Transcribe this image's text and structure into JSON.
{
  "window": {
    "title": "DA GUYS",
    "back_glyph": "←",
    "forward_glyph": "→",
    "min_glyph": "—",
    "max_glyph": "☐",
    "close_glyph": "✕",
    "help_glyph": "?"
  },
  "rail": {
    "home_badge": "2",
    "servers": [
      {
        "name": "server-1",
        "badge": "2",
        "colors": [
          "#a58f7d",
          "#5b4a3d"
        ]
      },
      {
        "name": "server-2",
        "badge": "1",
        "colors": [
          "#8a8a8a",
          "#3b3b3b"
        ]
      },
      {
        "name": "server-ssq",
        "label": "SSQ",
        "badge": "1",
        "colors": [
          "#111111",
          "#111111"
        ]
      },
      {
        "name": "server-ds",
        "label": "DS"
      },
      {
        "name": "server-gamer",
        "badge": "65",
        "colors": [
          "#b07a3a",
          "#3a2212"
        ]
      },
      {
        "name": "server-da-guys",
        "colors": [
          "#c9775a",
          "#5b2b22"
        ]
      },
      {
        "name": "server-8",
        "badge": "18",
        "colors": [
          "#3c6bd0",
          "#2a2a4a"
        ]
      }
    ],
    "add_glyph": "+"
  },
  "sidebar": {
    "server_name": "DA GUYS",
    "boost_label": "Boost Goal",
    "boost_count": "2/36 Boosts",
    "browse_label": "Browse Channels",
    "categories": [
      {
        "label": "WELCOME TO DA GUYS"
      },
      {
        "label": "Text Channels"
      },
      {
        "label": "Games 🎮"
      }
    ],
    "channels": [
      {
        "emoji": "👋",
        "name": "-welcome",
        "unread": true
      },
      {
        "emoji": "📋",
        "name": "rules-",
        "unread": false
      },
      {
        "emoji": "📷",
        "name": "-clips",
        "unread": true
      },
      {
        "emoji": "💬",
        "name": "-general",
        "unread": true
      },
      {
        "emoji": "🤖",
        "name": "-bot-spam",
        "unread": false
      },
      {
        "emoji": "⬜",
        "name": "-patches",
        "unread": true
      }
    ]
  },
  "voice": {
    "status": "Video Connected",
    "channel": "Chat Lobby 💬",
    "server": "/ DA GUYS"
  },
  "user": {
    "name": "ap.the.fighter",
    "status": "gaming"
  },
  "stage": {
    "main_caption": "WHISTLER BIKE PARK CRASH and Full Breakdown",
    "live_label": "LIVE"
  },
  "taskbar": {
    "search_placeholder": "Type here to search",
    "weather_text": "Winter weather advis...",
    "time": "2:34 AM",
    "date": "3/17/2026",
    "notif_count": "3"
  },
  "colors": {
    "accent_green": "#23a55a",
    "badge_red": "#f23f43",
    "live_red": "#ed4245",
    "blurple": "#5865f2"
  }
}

= = = =

*Directions*:
Make an exact copy of the data above.

*Worked solution*:
Transcribe this image's text and structure into JSON.
{
  "window": {
    "title": "DA GUYS",
    "back_glyph": "←",
    "forward_glyph": "→",
    "min_glyph": "—",
    "max_glyph": "☐",
    "close_glyph": "✕",
    "help_glyph": "?"
  },
  "rail": {
    "home_badge": "2",
    "servers": [
      {
        "name": "server-1",
        "badge": "2",
        "colors": [
          "#a58f7d",
          "#5b4a3d"
        ]
      },
      {
        "name": "server-2",
        "badge": "1",
        "colors": [
          "#8a8a8a",
          "#3b3b3b"
        ]
      },
      {
        "name": "server-ssq",
        "label": "SSQ",
        "badge": "1",
        "colors": [
          "#111111",
          "#111111"
        ]
      },
      {
        "name": "server-ds",
        "label": "DS"
      },
      {
        "name": "server-gamer",
        "badge": "65",
        "colors": [
          "#b07a3a",
          "#3a2212"
        ]
      },
      {
        "name": "server-da-guys",
        "colors": [
          "#c9775a",
          "#5b2b22"
        ]
      },
      {
        "name": "server-8",
        "badge": "18",
        "colors": [
          "#3c6bd0",
          "#2a2a4a"
        ]
      }
    ],
    "add_glyph": "+"
  },
  "sidebar": {
    "server_name": "DA GUYS",
    "boost_label": "Boost Goal",
    "boost_count": "2/36 Boosts",
    "browse_label": "Browse Channels",
    "categories": [
      {
        "label": "WELCOME TO DA GUYS"
      },
      {
        "label": "Text Channels"
      },
      {
        "label": "Games 🎮"
      }
    ],
    "channels": [
      {
        "emoji": "👋",
        "name": "-welcome",
        "unread": true
      },
      {
        "emoji": "📋",
        "name": "rules-",
        "unread": false
      },
      {
        "emoji": "📷",
        "name": "-clips",
        "unread": true
      },
      {
        "emoji": "💬",
        "name": "-general",
        "unread": true
      },
      {
        "emoji": "🤖",
        "name": "-bot-spam",
        "unread": false
      },
      {
        "emoji": "⬜",
        "name": "-patches",
        "unread": true
      }
    ]
  },
  "voice": {
    "status": "Video Connected",
    "channel": "Chat Lobby 💬",
    "server": "/ DA GUYS"
  },
  "user": {
    "name": "ap.the.fighter",
    "status": "gaming"
  },
  "stage": {
    "main_caption": "WHISTLER BIKE PARK CRASH and Full Breakdown",
    "live_label": "LIVE"
  },
  "taskbar": {
    "search_placeholder": "Type here to search",
    "weather_text": "Winter weather advis...",
    "time": "2:34 AM",
    "date": "3/17/2026",
    "notif_count": "3"
  },
  "colors": {
    "accent_green": "#23a55a",
    "badge_red": "#f23f43",
    "live_red": "#ed4245",
    "blurple": "#5865f2"
  }
}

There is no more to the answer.